[Provided records Boundary: Start]
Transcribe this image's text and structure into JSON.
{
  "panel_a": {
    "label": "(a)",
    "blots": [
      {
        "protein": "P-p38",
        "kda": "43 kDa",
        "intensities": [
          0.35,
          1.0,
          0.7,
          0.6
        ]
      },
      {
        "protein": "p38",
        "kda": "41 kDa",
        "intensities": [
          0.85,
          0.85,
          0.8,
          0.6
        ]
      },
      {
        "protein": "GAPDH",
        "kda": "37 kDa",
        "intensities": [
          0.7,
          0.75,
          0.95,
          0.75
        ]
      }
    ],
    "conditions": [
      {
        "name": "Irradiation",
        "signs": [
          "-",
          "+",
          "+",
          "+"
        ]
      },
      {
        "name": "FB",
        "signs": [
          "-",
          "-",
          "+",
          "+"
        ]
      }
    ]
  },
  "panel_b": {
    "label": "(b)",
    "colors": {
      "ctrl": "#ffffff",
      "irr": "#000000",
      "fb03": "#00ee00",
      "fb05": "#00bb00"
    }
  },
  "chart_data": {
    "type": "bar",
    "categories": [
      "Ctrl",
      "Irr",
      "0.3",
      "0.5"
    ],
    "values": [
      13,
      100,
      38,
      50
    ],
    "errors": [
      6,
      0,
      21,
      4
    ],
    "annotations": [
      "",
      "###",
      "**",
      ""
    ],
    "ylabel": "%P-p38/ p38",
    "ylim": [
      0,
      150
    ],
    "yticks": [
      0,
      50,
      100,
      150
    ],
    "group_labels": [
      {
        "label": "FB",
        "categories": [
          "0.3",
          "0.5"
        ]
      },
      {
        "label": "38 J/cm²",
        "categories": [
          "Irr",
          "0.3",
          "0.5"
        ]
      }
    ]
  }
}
[Provided records Boundary: End]
● **Goal of the exercise**
For each record above, print an exact copy.

● **Task answer**
Transcribe this image's text and structure into JSON.
{
  "panel_a": {
    "label": "(a)",
    "blots": [
      {
        "protein": "P-p38",
        "kda": "43 kDa",
        "intensities": [
          0.35,
          1.0,
          0.7,
          0.6
        ]
      },
      {
        "protein": "p38",
        "kda": "41 kDa",
        "intensities": [
          0.85,
          0.85,
          0.8,
          0.6
        ]
      },
      {
        "protein": "GAPDH",
        "kda": "37 kDa",
        "intensities": [
          0.7,
          0.75,
          0.95,
          0.75
        ]
      }
    ],
    "conditions": [
      {
        "name": "Irradiation",
        "signs": [
          "-",
          "+",
          "+",
          "+"
        ]
      },
      {
        "name": "FB",
        "signs": [
          "-",
          "-",
          "+",
          "+"
        ]
      }
    ]
  },
  "panel_b": {
    "label": "(b)",
    "colors": {
      "ctrl": "#ffffff",
      "irr": "#000000",
      "fb03": "#00ee00",
      "fb05": "#00bb00"
    }
  },
  "chart_data": {
    "type": "bar",
    "categories": [
      "Ctrl",
      "Irr",
      "0.3",
      "0.5"
    ],
    "values": [
      13,
      100,
      38,
      50
    ],
    "errors": [
      6,
      0,
      21,
      4
    ],
    "annotations": [
      "",
      "###",
      "**",
      ""
    ],
    "ylabel": "%P-p38/ p38",
    "ylim": [
      0,
      150
    ],
    "yticks": [
      0,
      50,
      100,
      150
    ],
    "group_labels": [
      {
        "label": "FB",
        "categories": [
          "0.3",
          "0.5"
        ]
      },
      {
        "label": "38 J/cm²",
        "categories": [
          "Irr",
          "0.3",
          "0.5"
        ]
      }
    ]
  }
}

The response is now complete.